• Exercise details:
Only lines holding the word "VERG" should be copied from the material.

• Record excerpts:
— Begin —
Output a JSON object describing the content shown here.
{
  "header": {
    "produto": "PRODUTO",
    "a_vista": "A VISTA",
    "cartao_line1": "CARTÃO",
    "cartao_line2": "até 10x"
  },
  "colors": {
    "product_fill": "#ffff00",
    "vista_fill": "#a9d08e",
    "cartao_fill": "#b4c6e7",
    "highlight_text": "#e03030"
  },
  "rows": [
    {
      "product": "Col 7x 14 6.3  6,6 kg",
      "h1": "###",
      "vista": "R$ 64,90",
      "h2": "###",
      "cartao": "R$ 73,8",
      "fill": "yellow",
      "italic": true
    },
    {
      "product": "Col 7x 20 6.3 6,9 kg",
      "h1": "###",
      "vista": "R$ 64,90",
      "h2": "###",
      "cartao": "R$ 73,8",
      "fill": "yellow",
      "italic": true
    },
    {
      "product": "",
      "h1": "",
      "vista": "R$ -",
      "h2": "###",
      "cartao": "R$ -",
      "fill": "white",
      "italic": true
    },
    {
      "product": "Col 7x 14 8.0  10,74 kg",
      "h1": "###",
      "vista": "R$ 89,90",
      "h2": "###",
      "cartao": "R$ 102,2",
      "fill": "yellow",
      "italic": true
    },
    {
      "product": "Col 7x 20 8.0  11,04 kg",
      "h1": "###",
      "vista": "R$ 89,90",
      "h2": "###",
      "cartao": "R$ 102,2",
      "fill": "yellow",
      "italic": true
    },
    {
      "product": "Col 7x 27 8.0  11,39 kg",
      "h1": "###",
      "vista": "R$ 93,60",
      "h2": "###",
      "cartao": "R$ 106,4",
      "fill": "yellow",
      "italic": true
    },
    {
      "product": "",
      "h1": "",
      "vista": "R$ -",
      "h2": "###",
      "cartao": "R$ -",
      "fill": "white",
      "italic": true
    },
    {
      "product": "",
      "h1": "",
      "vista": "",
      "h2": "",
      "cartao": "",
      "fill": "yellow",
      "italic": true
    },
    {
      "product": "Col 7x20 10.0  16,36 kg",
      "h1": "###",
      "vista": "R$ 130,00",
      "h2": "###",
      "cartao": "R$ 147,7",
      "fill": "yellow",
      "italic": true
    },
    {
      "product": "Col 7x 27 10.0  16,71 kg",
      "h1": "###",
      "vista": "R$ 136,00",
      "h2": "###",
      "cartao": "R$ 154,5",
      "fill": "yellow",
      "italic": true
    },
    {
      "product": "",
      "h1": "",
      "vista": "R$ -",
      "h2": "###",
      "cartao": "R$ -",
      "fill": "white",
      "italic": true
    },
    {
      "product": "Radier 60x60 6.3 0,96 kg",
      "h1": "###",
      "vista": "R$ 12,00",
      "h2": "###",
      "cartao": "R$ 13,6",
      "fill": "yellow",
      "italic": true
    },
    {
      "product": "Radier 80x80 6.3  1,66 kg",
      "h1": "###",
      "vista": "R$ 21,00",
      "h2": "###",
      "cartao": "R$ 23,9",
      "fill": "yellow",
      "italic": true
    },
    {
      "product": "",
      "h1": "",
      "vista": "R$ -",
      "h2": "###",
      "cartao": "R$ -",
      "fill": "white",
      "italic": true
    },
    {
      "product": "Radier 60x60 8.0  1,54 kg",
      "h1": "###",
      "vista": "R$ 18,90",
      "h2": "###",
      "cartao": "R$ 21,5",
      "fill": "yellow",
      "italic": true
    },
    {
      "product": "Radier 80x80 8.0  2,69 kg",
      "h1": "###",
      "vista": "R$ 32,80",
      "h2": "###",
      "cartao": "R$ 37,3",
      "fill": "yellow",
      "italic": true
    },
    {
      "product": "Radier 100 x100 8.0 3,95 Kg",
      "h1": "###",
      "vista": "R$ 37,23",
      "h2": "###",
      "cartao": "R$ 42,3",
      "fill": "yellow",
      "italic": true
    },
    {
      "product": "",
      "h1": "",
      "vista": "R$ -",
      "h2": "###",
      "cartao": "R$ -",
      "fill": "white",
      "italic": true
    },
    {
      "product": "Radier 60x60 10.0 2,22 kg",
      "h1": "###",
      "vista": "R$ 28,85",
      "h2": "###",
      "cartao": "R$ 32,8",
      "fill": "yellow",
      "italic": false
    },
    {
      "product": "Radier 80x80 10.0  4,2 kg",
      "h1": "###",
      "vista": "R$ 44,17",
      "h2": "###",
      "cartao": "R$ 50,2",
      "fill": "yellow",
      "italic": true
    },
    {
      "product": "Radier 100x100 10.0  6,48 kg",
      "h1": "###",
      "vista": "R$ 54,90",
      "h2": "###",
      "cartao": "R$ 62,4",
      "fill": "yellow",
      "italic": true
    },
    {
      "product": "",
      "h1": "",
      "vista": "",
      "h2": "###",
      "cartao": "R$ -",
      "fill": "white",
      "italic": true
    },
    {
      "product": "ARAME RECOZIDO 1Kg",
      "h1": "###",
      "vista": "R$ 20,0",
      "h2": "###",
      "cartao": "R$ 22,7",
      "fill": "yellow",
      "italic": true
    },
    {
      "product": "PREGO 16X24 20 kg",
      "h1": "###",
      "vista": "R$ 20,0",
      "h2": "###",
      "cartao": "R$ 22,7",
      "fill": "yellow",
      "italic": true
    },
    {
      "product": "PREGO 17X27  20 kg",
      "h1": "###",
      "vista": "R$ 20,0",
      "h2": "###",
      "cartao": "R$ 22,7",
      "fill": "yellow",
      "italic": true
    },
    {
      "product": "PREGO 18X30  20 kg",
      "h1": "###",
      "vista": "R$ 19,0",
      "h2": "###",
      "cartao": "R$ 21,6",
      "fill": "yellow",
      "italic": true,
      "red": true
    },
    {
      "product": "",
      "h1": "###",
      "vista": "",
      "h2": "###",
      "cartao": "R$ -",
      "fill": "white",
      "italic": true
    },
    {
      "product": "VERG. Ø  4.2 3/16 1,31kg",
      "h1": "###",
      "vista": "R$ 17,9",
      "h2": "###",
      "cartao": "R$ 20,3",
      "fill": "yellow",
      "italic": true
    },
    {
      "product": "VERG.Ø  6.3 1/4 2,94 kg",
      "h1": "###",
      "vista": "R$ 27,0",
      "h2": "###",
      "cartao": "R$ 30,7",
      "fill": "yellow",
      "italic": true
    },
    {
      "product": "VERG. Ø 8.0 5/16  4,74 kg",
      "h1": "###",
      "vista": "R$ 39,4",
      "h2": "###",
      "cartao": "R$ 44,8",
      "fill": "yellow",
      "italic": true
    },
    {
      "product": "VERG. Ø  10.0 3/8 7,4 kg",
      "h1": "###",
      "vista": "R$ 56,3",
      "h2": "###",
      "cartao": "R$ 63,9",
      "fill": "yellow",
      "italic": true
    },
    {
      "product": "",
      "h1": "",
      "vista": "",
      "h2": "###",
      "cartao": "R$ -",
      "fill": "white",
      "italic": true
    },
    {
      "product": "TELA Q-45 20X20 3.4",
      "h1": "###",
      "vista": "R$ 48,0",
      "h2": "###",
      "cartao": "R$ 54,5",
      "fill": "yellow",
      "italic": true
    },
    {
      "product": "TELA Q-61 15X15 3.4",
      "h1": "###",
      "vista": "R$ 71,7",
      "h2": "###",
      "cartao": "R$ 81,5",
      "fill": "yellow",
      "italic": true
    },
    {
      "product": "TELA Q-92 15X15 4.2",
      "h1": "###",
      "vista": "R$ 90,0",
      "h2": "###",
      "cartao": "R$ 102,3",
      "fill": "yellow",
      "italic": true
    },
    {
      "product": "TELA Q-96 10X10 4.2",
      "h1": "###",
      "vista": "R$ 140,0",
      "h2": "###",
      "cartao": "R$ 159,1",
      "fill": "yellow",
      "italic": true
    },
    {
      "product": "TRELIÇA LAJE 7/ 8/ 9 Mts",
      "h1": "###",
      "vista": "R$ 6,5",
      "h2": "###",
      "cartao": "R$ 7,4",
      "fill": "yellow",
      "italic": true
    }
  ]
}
— End —
• Written reply:
      "product": "VERG. Ø  4.2 3/16 1,31kg",
      "product": "VERG.Ø  6.3 1/4 2,94 kg",
      "product": "VERG. Ø 8.0 5/16  4,74 kg",
      "product": "VERG. Ø  10.0 3/8 7,4 kg",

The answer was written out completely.